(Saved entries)

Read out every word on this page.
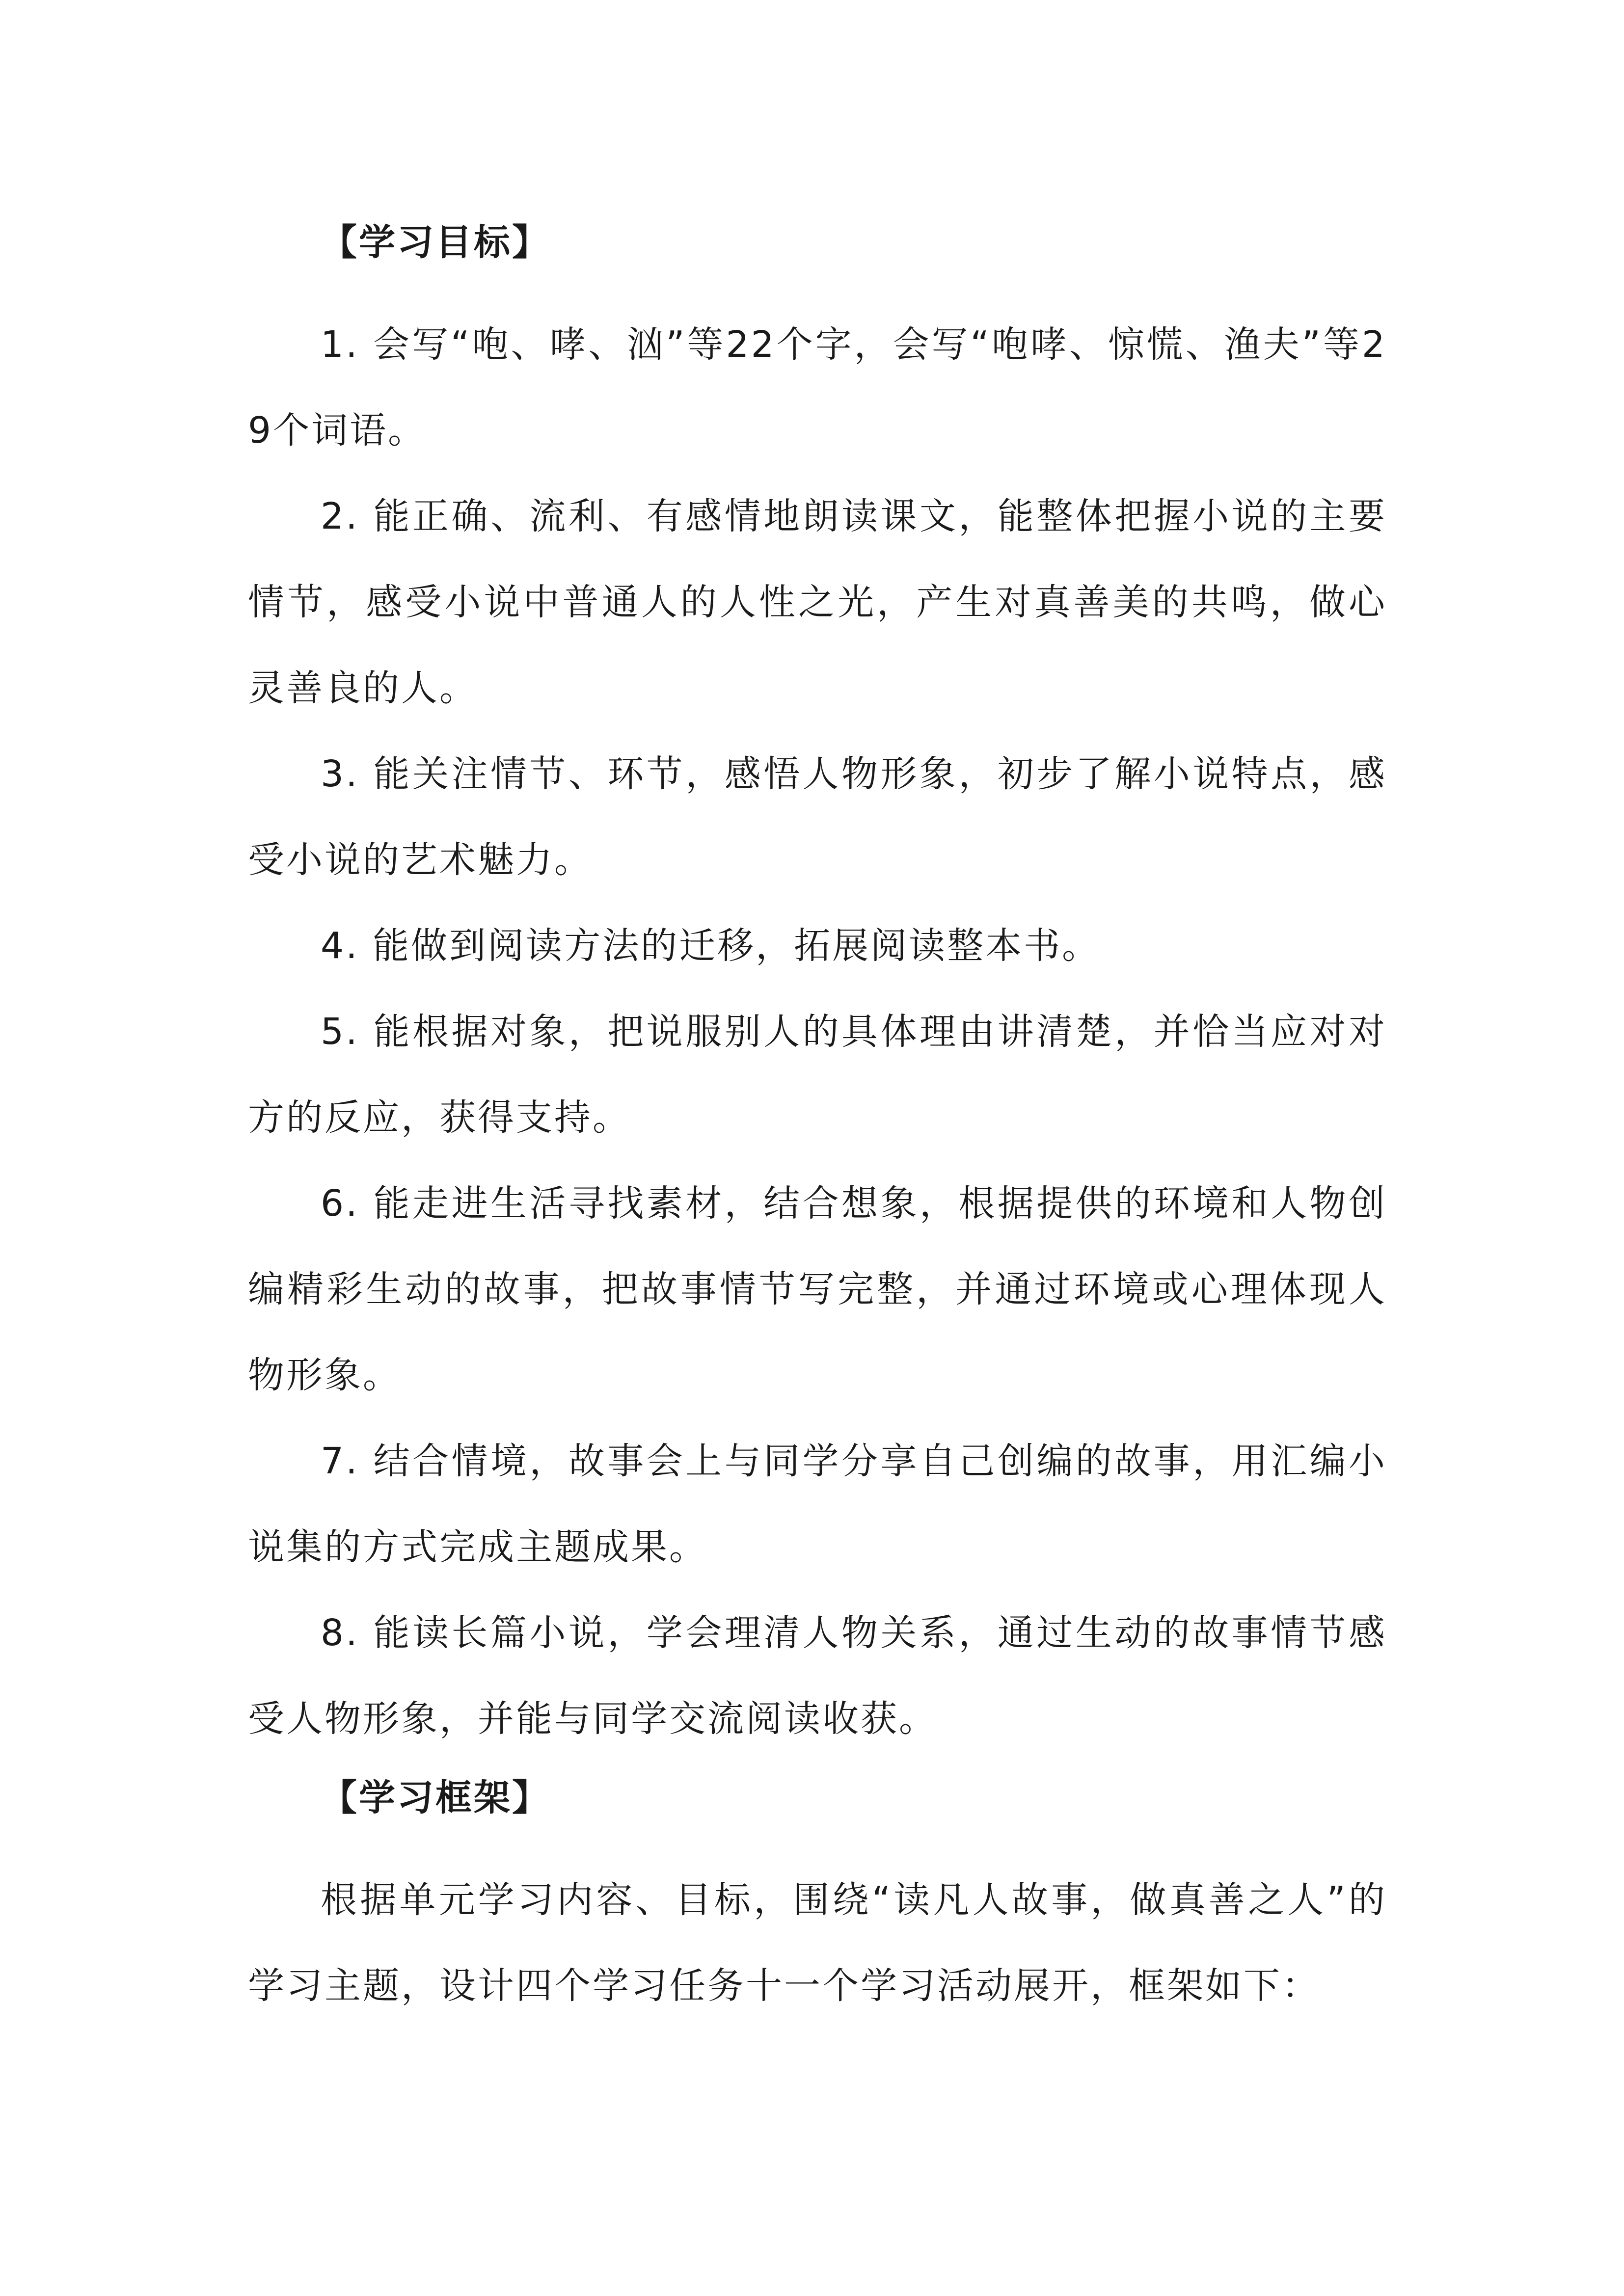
【学习目标】

1. 会写“咆、哮、汹”等22个字，会写“咆哮、惊慌、渔夫”等29个词语。

2. 能正确、流利、有感情地朗读课文，能整体把握小说的主要情节，感受小说中普通人的人性之光，产生对真善美的共鸣，做心灵善良的人。

3. 能关注情节、环节，感悟人物形象，初步了解小说特点，感受小说的艺术魅力。

4. 能做到阅读方法的迁移，拓展阅读整本书。

5. 能根据对象，把说服别人的具体理由讲清楚，并恰当应对对方的反应，获得支持。

6. 能走进生活寻找素材，结合想象，根据提供的环境和人物创编精彩生动的故事，把故事情节写完整，并通过环境或心理体现人物形象。

7. 结合情境，故事会上与同学分享自己创编的故事，用汇编小说集的方式完成主题成果。

8. 能读长篇小说，学会理清人物关系，通过生动的故事情节感受人物形象，并能与同学交流阅读收获。

【学习框架】

根据单元学习内容、目标，围绕“读凡人故事，做真善之人”的学习主题，设计四个学习任务十一个学习活动展开，框架如下：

## DESCRIPTION OF THE TASK
Pictures are excluded; output everything else in the data verbatim.

## OUTPUT FOR THIS EXERCISE
Read out every word on this page.
【学习目标】

1. 会写“咆、哮、汹”等22个字，会写“咆哮、惊慌、渔夫”等29个词语。

2. 能正确、流利、有感情地朗读课文，能整体把握小说的主要情节，感受小说中普通人的人性之光，产生对真善美的共鸣，做心灵善良的人。

3. 能关注情节、环节，感悟人物形象，初步了解小说特点，感受小说的艺术魅力。

4. 能做到阅读方法的迁移，拓展阅读整本书。

5. 能根据对象，把说服别人的具体理由讲清楚，并恰当应对对方的反应，获得支持。

6. 能走进生活寻找素材，结合想象，根据提供的环境和人物创编精彩生动的故事，把故事情节写完整，并通过环境或心理体现人物形象。

7. 结合情境，故事会上与同学分享自己创编的故事，用汇编小说集的方式完成主题成果。

8. 能读长篇小说，学会理清人物关系，通过生动的故事情节感受人物形象，并能与同学交流阅读收获。

【学习框架】

根据单元学习内容、目标，围绕“读凡人故事，做真善之人”的学习主题，设计四个学习任务十一个学习活动展开，框架如下：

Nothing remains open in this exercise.